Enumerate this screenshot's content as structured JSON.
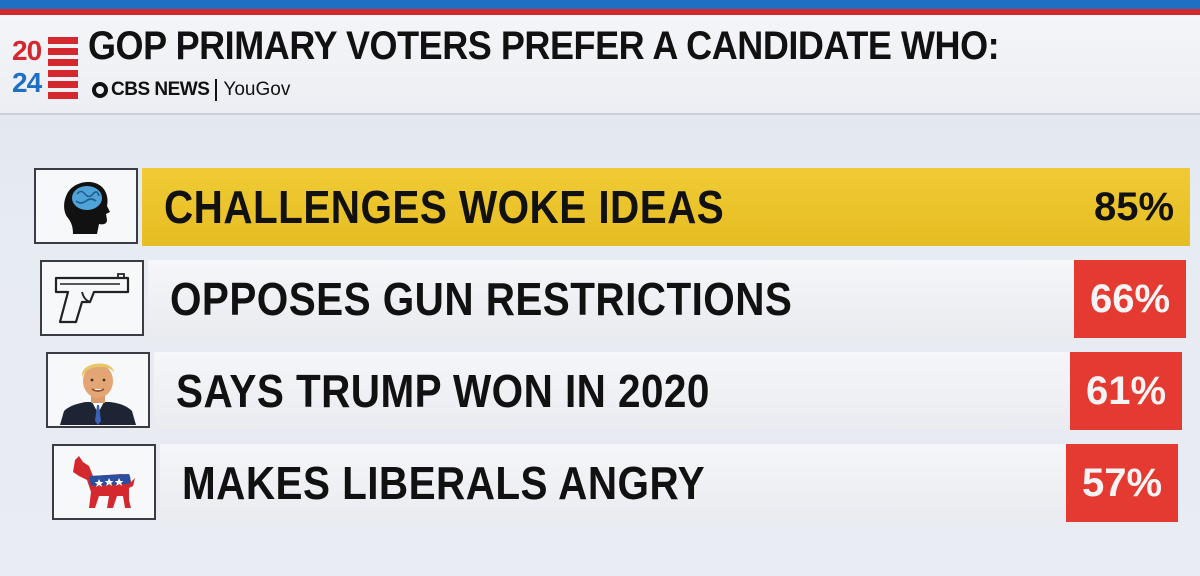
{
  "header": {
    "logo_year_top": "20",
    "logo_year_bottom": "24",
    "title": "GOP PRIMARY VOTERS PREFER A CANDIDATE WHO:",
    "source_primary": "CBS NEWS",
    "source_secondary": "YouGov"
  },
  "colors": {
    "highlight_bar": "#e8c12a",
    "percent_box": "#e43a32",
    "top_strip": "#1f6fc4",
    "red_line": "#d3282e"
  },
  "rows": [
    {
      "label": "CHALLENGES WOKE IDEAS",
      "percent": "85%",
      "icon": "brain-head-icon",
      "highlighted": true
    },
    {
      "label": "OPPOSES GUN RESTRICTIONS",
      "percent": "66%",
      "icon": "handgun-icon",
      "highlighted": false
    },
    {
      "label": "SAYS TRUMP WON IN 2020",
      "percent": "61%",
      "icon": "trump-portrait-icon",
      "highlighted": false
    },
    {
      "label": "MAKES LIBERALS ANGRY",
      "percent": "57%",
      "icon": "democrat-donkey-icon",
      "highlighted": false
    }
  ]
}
* * *
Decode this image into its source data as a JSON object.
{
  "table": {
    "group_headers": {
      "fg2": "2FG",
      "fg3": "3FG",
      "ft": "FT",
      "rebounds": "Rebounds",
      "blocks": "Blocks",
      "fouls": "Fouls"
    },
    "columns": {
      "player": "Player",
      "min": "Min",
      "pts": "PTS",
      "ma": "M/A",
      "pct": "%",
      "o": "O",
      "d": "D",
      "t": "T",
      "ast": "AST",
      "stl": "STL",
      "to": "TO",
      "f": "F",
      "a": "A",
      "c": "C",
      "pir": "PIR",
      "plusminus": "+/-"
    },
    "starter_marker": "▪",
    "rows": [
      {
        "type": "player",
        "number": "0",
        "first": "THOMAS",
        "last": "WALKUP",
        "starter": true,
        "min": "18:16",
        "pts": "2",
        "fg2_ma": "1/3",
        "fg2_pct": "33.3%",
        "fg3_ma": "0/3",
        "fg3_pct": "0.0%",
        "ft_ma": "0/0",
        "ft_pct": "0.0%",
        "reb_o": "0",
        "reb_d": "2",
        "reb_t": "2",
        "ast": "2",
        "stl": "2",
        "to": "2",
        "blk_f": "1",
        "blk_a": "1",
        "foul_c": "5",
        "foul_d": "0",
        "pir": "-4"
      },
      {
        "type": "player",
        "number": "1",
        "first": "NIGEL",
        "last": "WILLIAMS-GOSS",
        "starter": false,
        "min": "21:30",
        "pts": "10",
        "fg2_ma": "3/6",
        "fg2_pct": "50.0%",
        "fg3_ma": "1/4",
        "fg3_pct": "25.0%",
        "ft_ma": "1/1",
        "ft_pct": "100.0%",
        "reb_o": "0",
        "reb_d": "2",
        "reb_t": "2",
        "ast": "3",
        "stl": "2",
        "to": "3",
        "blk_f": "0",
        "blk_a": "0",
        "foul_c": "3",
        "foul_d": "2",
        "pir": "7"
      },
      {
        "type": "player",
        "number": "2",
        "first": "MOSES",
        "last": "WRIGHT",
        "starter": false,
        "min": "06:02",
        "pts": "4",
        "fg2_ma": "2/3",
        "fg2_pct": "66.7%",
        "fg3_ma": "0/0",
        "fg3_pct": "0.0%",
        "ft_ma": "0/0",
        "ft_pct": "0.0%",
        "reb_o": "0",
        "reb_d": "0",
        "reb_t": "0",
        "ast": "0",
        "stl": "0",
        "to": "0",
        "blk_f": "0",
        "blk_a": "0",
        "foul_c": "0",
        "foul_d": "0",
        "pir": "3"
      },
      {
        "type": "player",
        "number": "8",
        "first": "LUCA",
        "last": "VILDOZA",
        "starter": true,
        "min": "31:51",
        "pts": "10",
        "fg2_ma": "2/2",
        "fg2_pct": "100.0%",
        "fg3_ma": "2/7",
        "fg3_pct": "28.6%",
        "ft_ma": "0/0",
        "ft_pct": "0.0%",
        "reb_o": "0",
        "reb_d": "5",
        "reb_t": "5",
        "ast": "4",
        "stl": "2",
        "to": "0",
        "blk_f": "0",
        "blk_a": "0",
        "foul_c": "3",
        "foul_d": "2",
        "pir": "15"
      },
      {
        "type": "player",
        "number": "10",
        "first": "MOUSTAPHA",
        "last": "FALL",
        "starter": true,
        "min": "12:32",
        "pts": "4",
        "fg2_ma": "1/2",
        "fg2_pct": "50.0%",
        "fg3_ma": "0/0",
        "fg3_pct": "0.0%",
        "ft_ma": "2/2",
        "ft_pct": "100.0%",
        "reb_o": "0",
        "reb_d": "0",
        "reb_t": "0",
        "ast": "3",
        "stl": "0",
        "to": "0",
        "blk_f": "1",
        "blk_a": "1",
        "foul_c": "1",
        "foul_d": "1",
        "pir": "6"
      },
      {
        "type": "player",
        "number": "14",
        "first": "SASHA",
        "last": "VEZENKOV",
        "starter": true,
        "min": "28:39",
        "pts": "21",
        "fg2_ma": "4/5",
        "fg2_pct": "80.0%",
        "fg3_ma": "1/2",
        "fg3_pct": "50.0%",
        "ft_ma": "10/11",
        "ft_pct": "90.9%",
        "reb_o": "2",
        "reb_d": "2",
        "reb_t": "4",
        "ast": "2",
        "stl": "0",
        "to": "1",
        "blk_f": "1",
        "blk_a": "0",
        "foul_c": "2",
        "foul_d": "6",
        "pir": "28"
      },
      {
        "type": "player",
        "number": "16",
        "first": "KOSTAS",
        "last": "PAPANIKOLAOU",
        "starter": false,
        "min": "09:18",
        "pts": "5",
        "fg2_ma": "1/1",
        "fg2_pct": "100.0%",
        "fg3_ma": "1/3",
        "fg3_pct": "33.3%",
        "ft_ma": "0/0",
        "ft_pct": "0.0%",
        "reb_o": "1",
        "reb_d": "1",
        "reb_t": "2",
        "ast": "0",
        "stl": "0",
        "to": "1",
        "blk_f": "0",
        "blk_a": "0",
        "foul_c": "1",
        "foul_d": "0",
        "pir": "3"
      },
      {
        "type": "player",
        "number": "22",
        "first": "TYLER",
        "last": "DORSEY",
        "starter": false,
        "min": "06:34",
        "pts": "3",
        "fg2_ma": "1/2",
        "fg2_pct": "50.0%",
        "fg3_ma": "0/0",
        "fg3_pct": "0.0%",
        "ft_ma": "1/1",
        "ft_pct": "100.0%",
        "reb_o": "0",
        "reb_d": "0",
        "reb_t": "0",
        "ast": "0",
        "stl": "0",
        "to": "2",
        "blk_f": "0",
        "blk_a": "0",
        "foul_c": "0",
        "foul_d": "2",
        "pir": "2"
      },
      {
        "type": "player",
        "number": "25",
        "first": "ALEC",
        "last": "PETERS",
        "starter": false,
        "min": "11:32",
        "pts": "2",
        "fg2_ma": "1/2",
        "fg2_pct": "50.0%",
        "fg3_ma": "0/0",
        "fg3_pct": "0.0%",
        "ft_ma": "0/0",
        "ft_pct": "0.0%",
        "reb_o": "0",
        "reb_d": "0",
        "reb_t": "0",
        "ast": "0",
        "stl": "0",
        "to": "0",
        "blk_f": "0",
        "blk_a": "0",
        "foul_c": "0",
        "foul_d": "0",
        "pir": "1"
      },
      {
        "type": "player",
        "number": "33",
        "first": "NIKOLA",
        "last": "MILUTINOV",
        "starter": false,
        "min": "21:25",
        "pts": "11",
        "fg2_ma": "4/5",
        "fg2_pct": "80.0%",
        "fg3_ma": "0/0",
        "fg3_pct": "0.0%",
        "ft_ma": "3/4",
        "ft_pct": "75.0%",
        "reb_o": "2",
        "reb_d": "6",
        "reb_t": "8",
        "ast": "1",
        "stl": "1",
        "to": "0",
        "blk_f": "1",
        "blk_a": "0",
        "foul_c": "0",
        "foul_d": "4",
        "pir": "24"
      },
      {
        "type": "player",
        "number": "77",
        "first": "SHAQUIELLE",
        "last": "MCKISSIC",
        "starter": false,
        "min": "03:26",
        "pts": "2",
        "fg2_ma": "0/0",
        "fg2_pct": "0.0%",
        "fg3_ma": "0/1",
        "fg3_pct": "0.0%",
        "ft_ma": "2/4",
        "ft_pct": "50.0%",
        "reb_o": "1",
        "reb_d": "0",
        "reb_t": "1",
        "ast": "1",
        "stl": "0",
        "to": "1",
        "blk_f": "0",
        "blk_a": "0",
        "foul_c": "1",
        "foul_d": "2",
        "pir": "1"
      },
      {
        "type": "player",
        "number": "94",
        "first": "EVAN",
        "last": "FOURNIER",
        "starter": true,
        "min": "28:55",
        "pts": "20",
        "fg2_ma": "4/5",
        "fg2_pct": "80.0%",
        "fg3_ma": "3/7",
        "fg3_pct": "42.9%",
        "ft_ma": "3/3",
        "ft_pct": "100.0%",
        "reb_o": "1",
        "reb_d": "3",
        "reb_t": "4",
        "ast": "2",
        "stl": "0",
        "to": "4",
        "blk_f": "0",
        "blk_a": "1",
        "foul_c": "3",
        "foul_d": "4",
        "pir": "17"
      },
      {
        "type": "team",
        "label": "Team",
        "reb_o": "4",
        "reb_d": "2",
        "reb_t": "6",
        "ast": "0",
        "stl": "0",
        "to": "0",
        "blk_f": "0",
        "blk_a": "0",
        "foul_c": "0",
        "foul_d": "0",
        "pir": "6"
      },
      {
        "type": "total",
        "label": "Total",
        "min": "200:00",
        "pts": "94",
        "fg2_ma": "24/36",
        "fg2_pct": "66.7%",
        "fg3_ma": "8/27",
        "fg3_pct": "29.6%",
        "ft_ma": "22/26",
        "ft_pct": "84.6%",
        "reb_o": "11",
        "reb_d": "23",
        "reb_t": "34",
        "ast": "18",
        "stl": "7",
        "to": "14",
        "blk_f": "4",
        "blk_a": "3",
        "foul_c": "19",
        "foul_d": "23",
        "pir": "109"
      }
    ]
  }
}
* * *
• [THE REQUEST]
Pick out the lines above containing the word "icon", then copy them.

• [TASK RESPONSE]
      "icon": "brain-head-icon",
      "icon": "handgun-icon",
      "icon": "trump-portrait-icon",
      "icon": "democrat-donkey-icon",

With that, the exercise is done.